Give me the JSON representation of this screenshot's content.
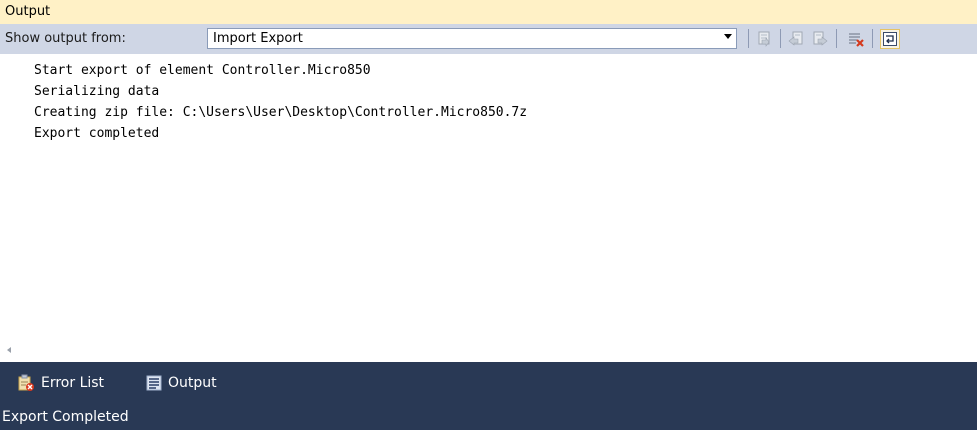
{
  "panel": {
    "title": "Output"
  },
  "toolbar": {
    "show_label": "Show output from:",
    "source_value": "Import Export",
    "buttons": [
      {
        "icon": "go-to-source-icon"
      },
      {
        "icon": "previous-message-icon"
      },
      {
        "icon": "next-message-icon"
      },
      {
        "icon": "clear-all-icon"
      },
      {
        "icon": "word-wrap-icon",
        "active": true
      }
    ]
  },
  "output": {
    "lines": [
      "Start export of element Controller.Micro850",
      "Serializing data",
      "Creating zip file: C:\\Users\\User\\Desktop\\Controller.Micro850.7z",
      "Export completed"
    ]
  },
  "tabs": [
    {
      "label": "Error List",
      "icon": "error-list-icon"
    },
    {
      "label": "Output",
      "icon": "output-icon"
    }
  ],
  "status": {
    "text": "Export Completed"
  },
  "colors": {
    "title_bar": "#fff1c6",
    "toolbar": "#cfd6e5",
    "shell": "#293955"
  }
}
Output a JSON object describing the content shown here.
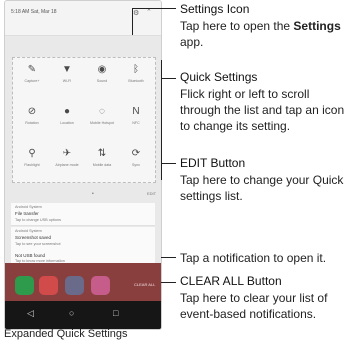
{
  "status": {
    "time": "5:18 AM Sat, Mar 18"
  },
  "quick_settings": {
    "tiles": [
      {
        "label": "Capture+",
        "icon": "capture-icon",
        "glyph": "✎"
      },
      {
        "label": "Wi-Fi",
        "icon": "wifi-icon",
        "glyph": "▼"
      },
      {
        "label": "Sound",
        "icon": "sound-icon",
        "glyph": "◉"
      },
      {
        "label": "Bluetooth",
        "icon": "bluetooth-icon",
        "glyph": "ᛒ"
      },
      {
        "label": "Rotation",
        "icon": "rotation-icon",
        "glyph": "⊘"
      },
      {
        "label": "Location",
        "icon": "location-icon",
        "glyph": "●"
      },
      {
        "label": "Mobile Hotspot",
        "icon": "hotspot-icon",
        "glyph": "◌"
      },
      {
        "label": "NFC",
        "icon": "nfc-icon",
        "glyph": "N"
      },
      {
        "label": "Flashlight",
        "icon": "flashlight-icon",
        "glyph": "⚲"
      },
      {
        "label": "Airplane mode",
        "icon": "airplane-icon",
        "glyph": "✈"
      },
      {
        "label": "Mobile data",
        "icon": "mobile-data-icon",
        "glyph": "⇅"
      },
      {
        "label": "Sync",
        "icon": "sync-icon",
        "glyph": "⟳"
      }
    ],
    "edit_label": "EDIT",
    "page_indicator": "•"
  },
  "notifications": [
    {
      "source": "Android System",
      "title": "File transfer",
      "text": "Tap to change USB options"
    },
    {
      "source": "Android System",
      "title": "Screenshot saved",
      "text": "Tap to see your screenshot"
    },
    {
      "source": "",
      "title": "Not USB found",
      "text": "Tap to know more information"
    }
  ],
  "home": {
    "clear_all_label": "CLEAR ALL"
  },
  "callouts": {
    "settings_icon": {
      "title": "Settings Icon",
      "text_pre": "Tap here to open the ",
      "text_bold": "Settings",
      "text_post": " app."
    },
    "quick_settings": {
      "title": "Quick Settings",
      "text": "Flick right or left to scroll through the list and tap an icon to change its setting."
    },
    "edit_button": {
      "title": "EDIT Button",
      "text": "Tap here to change your Quick settings list."
    },
    "tap_notification": {
      "text": "Tap a notification to open it."
    },
    "clear_all_button": {
      "title": "CLEAR ALL Button",
      "text": "Tap here to clear your list of event-based notifications."
    }
  },
  "caption": "Expanded Quick Settings"
}
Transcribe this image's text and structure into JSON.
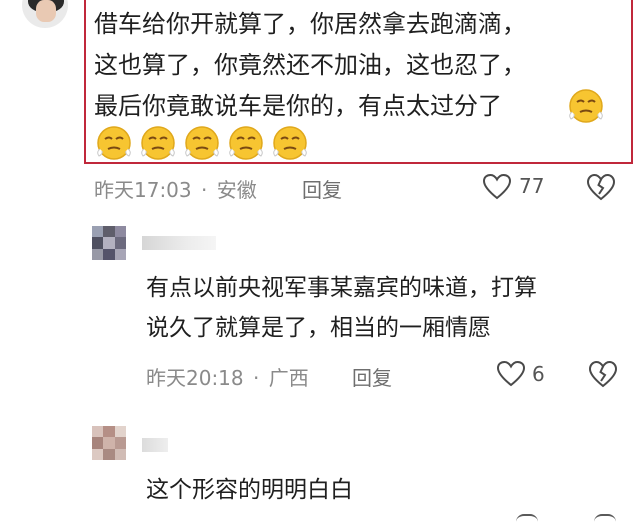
{
  "comments": [
    {
      "lines": [
        "借车给你开就算了，你居然拿去跑滴滴，",
        "这也算了，你竟然还不加油，这也忍了，",
        "最后你竟敢说车是你的，有点太过分了"
      ],
      "emoji_name": "face-with-steam-emoji",
      "emoji_count_inline": 1,
      "emoji_count_row": 5,
      "time": "昨天17:03",
      "location": "安徽",
      "reply_label": "回复",
      "likes": "77"
    },
    {
      "lines": [
        "有点以前央视军事某嘉宾的味道，打算",
        "说久了就算是了，相当的一厢情愿"
      ],
      "time": "昨天20:18",
      "location": "广西",
      "reply_label": "回复",
      "likes": "6"
    },
    {
      "lines": [
        "这个形容的明明白白"
      ]
    }
  ],
  "separator": "·",
  "icons": {
    "like": "heart-outline-icon",
    "dislike": "broken-heart-icon"
  },
  "colors": {
    "highlight_border": "#c0283b",
    "emoji_yellow": "#f7c531",
    "meta_gray": "#8a8a8a"
  }
}
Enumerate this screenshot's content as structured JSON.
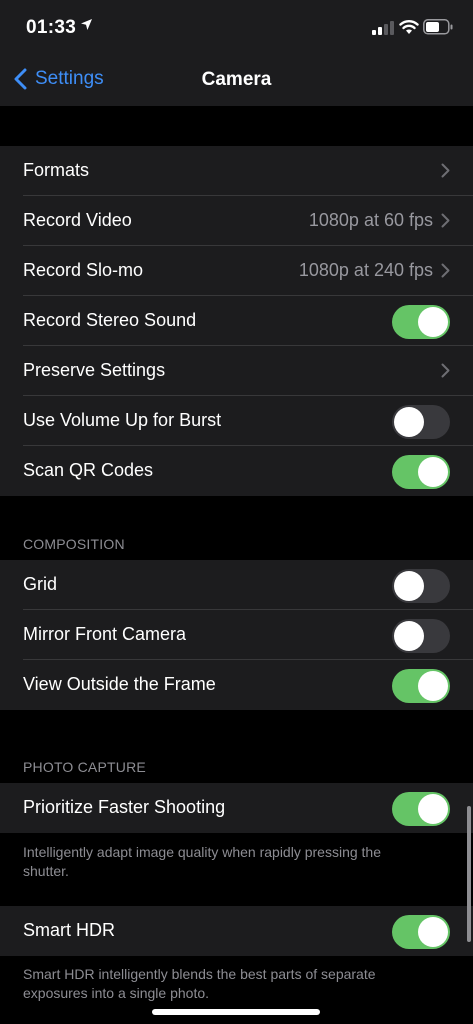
{
  "status": {
    "time": "01:33"
  },
  "nav": {
    "back_label": "Settings",
    "title": "Camera"
  },
  "general": [
    {
      "label": "Formats",
      "type": "chevron"
    },
    {
      "label": "Record Video",
      "type": "value",
      "value": "1080p at 60 fps"
    },
    {
      "label": "Record Slo-mo",
      "type": "value",
      "value": "1080p at 240 fps"
    },
    {
      "label": "Record Stereo Sound",
      "type": "toggle",
      "on": true
    },
    {
      "label": "Preserve Settings",
      "type": "chevron"
    },
    {
      "label": "Use Volume Up for Burst",
      "type": "toggle",
      "on": false
    },
    {
      "label": "Scan QR Codes",
      "type": "toggle",
      "on": true
    }
  ],
  "composition": {
    "header": "COMPOSITION",
    "items": [
      {
        "label": "Grid",
        "type": "toggle",
        "on": false
      },
      {
        "label": "Mirror Front Camera",
        "type": "toggle",
        "on": false
      },
      {
        "label": "View Outside the Frame",
        "type": "toggle",
        "on": true
      }
    ]
  },
  "photo_capture": {
    "header": "PHOTO CAPTURE",
    "items": [
      {
        "label": "Prioritize Faster Shooting",
        "type": "toggle",
        "on": true
      }
    ],
    "footer": "Intelligently adapt image quality when rapidly pressing the shutter."
  },
  "smart_hdr": {
    "items": [
      {
        "label": "Smart HDR",
        "type": "toggle",
        "on": true
      }
    ],
    "footer": "Smart HDR intelligently blends the best parts of separate exposures into a single photo."
  },
  "colors": {
    "accent": "#3e8ef7",
    "toggle_on": "#65c466",
    "toggle_off": "#39393d",
    "cell_bg": "#1c1c1e"
  }
}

* [What you should do]: Using the listing, collect all lines in which the string "Camera" is found.

* [Exercise solution]:
    "title": "Camera"
        "label": "Mirror Front Camera",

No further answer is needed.